### Directions
Answer these from the William R. Hewlett profile:
1. For which film's soundtrack did Walt Disney Studios order the Model 200B oscillators?
2. In what city was Hewlett born?
3. In what year did the Palo Alto garage become a California historical landmark?
** Opening Page excerpt block **
William R. Hewlett
Born May 20 1913 - Died Jan 12 2001
Variable Frequency Oscillation Generator
Patent Number(s) 2,268,872
Cofounder of the electronics giant Hewlett-Packard, William R. Hewlett invented the audio oscillator, the first practical method of generating audio signals needed in communications, geophysics, medicine, and defense work.
Until Hewlett's invention, scientists and researchers had no simple and accurate source for low-frequency signals essential to their work. One of Hewlett-Packard's first customers was Walt Disney Studios, which ordered eight of the Model 200B oscillators to use in producing the soundtrack for the film 'Fantasia.'
Hewlett was born in Ann Arbor, Michigan. His father was a professor of medicine at the University of Michigan and, later, at Stanford University. The younger Hewlett attended Stanford, receiving a B.A. in 1934 and an electrical engineering degree in 1939; his master's degree was awarded by the Massachusetts Institute of Technology in 1936. Hewlett met partner Dave Packard while both were in undergraduate school at Stanford. While in graduate school Hewlett developed the design for the product that later launched the Hewlett-Packard company-the model HP200A audio oscillator. Hewlett served as an Army officer during World War II and was named vice-president of the newly incorporated Hewlett-Packard upon his return to civilian life. He served as president of H-P from 1964 to 1977 and as chief executive officer from 1969 to 1978. He is now director emeritus of the board of directors. In 1989 an old garage in Palo Alto, the first home of Hewlett-Packard, became a California historical landmark. The state dedicated it as the birthplace of Silicon Valley.
** Closing Page excerpt block **
** Opening Raw data block **
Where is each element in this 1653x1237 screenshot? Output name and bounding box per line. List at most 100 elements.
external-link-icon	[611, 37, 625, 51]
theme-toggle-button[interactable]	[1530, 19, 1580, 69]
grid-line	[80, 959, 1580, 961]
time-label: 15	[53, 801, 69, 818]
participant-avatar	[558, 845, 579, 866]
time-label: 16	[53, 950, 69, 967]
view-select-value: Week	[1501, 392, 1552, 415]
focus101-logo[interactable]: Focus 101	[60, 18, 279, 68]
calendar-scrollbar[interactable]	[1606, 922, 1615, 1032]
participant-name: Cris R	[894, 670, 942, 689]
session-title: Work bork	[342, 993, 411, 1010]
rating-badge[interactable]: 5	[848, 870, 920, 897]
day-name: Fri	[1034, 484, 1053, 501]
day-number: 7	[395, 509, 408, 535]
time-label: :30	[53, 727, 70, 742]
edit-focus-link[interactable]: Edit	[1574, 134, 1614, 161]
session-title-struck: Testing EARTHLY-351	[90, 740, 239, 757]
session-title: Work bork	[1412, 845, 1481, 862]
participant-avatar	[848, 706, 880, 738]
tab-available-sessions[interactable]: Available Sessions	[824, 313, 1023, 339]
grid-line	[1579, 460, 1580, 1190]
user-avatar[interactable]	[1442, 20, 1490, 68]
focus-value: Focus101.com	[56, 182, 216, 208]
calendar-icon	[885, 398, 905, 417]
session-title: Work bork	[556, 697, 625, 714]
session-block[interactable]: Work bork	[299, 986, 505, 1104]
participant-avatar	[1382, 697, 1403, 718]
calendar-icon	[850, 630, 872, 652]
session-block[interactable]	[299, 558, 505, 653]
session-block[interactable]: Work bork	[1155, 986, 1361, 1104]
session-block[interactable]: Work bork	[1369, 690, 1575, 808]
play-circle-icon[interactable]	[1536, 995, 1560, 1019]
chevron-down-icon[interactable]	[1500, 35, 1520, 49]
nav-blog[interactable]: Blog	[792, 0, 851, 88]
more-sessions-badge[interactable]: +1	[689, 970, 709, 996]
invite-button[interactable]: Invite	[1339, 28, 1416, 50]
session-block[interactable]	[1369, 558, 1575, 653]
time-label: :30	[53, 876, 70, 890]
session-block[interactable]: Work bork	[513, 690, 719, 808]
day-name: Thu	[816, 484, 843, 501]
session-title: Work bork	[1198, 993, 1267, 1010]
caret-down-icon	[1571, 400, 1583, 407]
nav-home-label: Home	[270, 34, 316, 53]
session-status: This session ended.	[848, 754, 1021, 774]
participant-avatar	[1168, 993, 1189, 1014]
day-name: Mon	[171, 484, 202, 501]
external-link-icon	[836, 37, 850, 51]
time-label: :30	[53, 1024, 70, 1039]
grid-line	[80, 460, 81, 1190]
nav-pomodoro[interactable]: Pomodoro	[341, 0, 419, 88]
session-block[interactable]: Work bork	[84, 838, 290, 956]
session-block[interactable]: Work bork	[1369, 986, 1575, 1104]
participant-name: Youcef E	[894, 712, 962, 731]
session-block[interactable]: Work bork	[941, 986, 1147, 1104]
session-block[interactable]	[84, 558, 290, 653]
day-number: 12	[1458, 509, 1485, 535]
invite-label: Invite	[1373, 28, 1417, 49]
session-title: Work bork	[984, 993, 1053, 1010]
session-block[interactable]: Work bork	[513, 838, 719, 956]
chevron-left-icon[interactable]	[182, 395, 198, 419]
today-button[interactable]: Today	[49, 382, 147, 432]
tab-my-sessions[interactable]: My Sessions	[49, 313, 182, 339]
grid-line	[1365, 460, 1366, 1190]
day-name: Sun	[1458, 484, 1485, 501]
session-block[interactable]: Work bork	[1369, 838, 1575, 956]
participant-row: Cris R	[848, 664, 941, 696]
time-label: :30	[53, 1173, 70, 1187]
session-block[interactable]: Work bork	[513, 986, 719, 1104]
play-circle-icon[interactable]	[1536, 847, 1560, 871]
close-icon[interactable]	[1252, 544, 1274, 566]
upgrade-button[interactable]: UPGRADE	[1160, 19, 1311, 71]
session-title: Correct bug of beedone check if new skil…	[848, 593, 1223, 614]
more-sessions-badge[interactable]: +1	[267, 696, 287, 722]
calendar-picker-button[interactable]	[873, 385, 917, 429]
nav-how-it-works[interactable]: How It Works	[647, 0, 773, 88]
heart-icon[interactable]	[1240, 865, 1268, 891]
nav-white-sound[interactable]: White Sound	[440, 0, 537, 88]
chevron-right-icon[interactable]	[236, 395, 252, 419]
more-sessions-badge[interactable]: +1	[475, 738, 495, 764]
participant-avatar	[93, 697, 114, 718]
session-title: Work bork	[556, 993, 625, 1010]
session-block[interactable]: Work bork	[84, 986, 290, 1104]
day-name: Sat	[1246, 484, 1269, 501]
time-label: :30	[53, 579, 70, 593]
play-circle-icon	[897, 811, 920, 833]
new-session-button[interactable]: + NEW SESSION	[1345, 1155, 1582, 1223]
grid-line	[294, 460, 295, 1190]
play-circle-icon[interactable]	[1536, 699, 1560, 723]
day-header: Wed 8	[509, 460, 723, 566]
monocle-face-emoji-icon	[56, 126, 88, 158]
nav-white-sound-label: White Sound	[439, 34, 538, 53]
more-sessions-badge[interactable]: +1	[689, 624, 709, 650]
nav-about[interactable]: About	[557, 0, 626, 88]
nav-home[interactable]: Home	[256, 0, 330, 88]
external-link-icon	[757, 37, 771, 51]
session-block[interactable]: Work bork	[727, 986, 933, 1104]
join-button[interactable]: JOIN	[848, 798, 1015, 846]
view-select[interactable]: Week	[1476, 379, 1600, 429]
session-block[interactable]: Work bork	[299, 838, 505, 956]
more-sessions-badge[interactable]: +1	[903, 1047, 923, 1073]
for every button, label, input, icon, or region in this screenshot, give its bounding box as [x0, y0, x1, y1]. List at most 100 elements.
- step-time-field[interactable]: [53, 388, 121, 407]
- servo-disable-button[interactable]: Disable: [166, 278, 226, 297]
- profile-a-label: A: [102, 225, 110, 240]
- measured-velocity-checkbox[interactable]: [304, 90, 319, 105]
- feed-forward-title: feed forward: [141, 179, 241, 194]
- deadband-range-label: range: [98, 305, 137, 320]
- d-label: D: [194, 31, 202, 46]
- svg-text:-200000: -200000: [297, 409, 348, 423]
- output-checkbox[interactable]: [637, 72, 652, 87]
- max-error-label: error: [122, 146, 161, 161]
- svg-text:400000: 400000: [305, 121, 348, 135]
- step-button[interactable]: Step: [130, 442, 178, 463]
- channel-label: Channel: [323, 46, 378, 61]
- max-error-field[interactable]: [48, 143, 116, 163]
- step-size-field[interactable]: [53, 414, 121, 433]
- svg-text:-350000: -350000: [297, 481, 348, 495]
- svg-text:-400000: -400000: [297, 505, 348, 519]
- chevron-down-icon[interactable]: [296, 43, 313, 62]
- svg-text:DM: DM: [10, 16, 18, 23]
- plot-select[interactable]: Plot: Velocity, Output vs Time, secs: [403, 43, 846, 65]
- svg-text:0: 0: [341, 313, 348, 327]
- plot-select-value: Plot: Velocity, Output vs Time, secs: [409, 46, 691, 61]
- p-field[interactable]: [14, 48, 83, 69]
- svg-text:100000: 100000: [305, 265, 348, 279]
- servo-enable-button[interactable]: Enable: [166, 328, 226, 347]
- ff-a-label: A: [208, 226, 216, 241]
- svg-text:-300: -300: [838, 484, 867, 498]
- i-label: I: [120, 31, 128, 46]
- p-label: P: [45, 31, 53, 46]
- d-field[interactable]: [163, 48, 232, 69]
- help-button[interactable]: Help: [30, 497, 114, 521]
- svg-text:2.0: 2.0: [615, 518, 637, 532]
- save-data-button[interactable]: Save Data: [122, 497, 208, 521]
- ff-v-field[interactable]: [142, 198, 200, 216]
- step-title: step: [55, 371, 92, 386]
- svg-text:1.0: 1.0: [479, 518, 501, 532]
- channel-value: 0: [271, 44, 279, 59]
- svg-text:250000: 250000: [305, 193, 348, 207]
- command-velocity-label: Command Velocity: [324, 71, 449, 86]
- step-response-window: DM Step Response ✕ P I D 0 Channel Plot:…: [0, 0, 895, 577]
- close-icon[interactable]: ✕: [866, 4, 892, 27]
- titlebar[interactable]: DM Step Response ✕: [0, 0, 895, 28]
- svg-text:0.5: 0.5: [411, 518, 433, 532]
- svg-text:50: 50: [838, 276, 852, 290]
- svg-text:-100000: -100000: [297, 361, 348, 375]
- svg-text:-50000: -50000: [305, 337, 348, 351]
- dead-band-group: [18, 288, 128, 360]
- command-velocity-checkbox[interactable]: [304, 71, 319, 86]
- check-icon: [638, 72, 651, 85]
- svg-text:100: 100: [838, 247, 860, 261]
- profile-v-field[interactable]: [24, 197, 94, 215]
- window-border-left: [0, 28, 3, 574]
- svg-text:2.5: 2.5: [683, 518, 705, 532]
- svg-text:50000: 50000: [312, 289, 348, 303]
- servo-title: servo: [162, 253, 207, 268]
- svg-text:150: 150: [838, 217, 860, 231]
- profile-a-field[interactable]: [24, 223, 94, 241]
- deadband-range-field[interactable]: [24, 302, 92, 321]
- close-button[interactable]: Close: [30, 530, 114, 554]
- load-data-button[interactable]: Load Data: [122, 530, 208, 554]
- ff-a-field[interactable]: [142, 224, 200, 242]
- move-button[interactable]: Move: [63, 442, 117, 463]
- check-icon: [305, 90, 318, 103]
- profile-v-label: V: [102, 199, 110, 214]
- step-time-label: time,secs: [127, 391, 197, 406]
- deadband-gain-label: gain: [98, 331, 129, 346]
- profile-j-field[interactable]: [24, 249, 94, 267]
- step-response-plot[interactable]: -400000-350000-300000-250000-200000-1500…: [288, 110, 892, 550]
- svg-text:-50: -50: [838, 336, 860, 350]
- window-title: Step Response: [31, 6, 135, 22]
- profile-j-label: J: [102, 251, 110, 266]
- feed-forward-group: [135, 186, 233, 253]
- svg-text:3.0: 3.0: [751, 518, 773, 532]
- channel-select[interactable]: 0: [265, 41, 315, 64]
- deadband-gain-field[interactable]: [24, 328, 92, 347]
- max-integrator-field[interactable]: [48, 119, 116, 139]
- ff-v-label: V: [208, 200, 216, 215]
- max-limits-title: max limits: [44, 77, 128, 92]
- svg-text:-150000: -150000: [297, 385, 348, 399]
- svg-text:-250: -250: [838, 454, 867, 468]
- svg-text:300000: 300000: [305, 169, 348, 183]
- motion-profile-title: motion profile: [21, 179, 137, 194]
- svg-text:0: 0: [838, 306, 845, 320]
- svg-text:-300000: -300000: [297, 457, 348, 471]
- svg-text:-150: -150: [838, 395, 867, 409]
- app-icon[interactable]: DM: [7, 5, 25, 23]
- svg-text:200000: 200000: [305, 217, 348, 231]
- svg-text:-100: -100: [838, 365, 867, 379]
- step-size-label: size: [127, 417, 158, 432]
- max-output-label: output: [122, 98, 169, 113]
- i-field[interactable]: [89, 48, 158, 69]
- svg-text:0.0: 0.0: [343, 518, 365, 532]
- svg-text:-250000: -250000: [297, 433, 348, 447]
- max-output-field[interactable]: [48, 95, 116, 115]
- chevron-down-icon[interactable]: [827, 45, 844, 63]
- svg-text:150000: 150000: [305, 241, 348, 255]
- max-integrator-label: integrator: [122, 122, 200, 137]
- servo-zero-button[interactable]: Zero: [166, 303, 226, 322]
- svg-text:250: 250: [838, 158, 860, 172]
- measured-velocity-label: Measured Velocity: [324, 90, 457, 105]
** Closing Raw data block **
### Answer section
1. Fantasia
2. Ann Arbor, Michigan
3. 1989